===== Records provided =====
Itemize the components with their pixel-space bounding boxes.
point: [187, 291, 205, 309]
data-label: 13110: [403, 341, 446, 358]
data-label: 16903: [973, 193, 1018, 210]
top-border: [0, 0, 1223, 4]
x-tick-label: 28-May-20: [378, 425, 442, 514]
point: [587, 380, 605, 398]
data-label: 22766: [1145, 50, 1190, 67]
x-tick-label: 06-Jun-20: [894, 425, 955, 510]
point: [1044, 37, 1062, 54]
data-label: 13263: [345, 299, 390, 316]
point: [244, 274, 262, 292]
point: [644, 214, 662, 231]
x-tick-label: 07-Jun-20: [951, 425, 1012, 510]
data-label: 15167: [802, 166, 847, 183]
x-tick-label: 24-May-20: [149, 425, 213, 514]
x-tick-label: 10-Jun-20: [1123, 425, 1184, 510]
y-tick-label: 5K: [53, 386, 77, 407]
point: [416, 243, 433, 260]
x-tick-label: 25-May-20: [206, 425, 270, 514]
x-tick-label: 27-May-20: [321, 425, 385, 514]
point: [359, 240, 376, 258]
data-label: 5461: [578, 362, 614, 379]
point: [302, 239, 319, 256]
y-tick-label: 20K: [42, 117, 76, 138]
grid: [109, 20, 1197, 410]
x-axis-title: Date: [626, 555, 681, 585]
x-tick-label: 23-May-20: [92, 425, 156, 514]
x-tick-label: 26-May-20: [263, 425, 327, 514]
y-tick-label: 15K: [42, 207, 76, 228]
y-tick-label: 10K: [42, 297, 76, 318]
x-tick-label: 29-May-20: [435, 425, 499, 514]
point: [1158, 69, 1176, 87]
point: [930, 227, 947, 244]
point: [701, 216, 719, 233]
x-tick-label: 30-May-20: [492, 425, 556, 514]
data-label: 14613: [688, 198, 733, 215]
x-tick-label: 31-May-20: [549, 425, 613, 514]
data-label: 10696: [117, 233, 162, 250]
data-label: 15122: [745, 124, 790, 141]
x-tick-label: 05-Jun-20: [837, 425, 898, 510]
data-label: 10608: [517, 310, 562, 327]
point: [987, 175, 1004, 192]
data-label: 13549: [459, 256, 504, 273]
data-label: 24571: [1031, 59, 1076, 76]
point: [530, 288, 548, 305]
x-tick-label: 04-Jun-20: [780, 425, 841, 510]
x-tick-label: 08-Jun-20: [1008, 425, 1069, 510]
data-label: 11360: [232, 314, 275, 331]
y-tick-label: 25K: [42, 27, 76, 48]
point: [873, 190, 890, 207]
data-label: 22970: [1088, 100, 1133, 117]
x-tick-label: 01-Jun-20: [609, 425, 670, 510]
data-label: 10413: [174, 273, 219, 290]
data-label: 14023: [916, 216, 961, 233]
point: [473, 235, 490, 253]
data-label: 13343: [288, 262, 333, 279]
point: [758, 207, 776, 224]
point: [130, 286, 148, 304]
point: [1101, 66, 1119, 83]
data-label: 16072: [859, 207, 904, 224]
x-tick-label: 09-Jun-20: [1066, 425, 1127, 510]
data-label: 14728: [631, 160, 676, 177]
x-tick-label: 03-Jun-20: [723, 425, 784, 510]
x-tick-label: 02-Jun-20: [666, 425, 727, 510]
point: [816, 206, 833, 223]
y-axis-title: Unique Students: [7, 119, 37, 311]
=====
— What this task involves —
Copy every line of the data above, keeping each character unchanged.

— Completed exercise —
Itemize the components with their pixel-space bounding boxes.
point: [187, 291, 205, 309]
data-label: 13110: [403, 341, 446, 358]
data-label: 16903: [973, 193, 1018, 210]
top-border: [0, 0, 1223, 4]
x-tick-label: 28-May-20: [378, 425, 442, 514]
point: [587, 380, 605, 398]
data-label: 22766: [1145, 50, 1190, 67]
x-tick-label: 06-Jun-20: [894, 425, 955, 510]
point: [1044, 37, 1062, 54]
data-label: 13263: [345, 299, 390, 316]
point: [244, 274, 262, 292]
point: [644, 214, 662, 231]
x-tick-label: 07-Jun-20: [951, 425, 1012, 510]
data-label: 15167: [802, 166, 847, 183]
x-tick-label: 24-May-20: [149, 425, 213, 514]
x-tick-label: 10-Jun-20: [1123, 425, 1184, 510]
y-tick-label: 5K: [53, 386, 77, 407]
point: [416, 243, 433, 260]
x-tick-label: 25-May-20: [206, 425, 270, 514]
x-tick-label: 27-May-20: [321, 425, 385, 514]
point: [359, 240, 376, 258]
data-label: 5461: [578, 362, 614, 379]
point: [302, 239, 319, 256]
y-tick-label: 20K: [42, 117, 76, 138]
grid: [109, 20, 1197, 410]
x-axis-title: Date: [626, 555, 681, 585]
x-tick-label: 23-May-20: [92, 425, 156, 514]
x-tick-label: 26-May-20: [263, 425, 327, 514]
y-tick-label: 15K: [42, 207, 76, 228]
y-tick-label: 10K: [42, 297, 76, 318]
x-tick-label: 29-May-20: [435, 425, 499, 514]
point: [1158, 69, 1176, 87]
point: [930, 227, 947, 244]
point: [701, 216, 719, 233]
x-tick-label: 30-May-20: [492, 425, 556, 514]
data-label: 14613: [688, 198, 733, 215]
x-tick-label: 31-May-20: [549, 425, 613, 514]
data-label: 10696: [117, 233, 162, 250]
data-label: 15122: [745, 124, 790, 141]
x-tick-label: 05-Jun-20: [837, 425, 898, 510]
data-label: 10608: [517, 310, 562, 327]
point: [987, 175, 1004, 192]
data-label: 13549: [459, 256, 504, 273]
data-label: 24571: [1031, 59, 1076, 76]
point: [530, 288, 548, 305]
x-tick-label: 04-Jun-20: [780, 425, 841, 510]
x-tick-label: 08-Jun-20: [1008, 425, 1069, 510]
data-label: 11360: [232, 314, 275, 331]
y-tick-label: 25K: [42, 27, 76, 48]
point: [873, 190, 890, 207]
data-label: 22970: [1088, 100, 1133, 117]
x-tick-label: 01-Jun-20: [609, 425, 670, 510]
data-label: 10413: [174, 273, 219, 290]
data-label: 14023: [916, 216, 961, 233]
point: [473, 235, 490, 253]
data-label: 13343: [288, 262, 333, 279]
point: [758, 207, 776, 224]
point: [130, 286, 148, 304]
point: [1101, 66, 1119, 83]
data-label: 16072: [859, 207, 904, 224]
x-tick-label: 09-Jun-20: [1066, 425, 1127, 510]
data-label: 14728: [631, 160, 676, 177]
x-tick-label: 03-Jun-20: [723, 425, 784, 510]
x-tick-label: 02-Jun-20: [666, 425, 727, 510]
point: [816, 206, 833, 223]
y-axis-title: Unique Students: [7, 119, 37, 311]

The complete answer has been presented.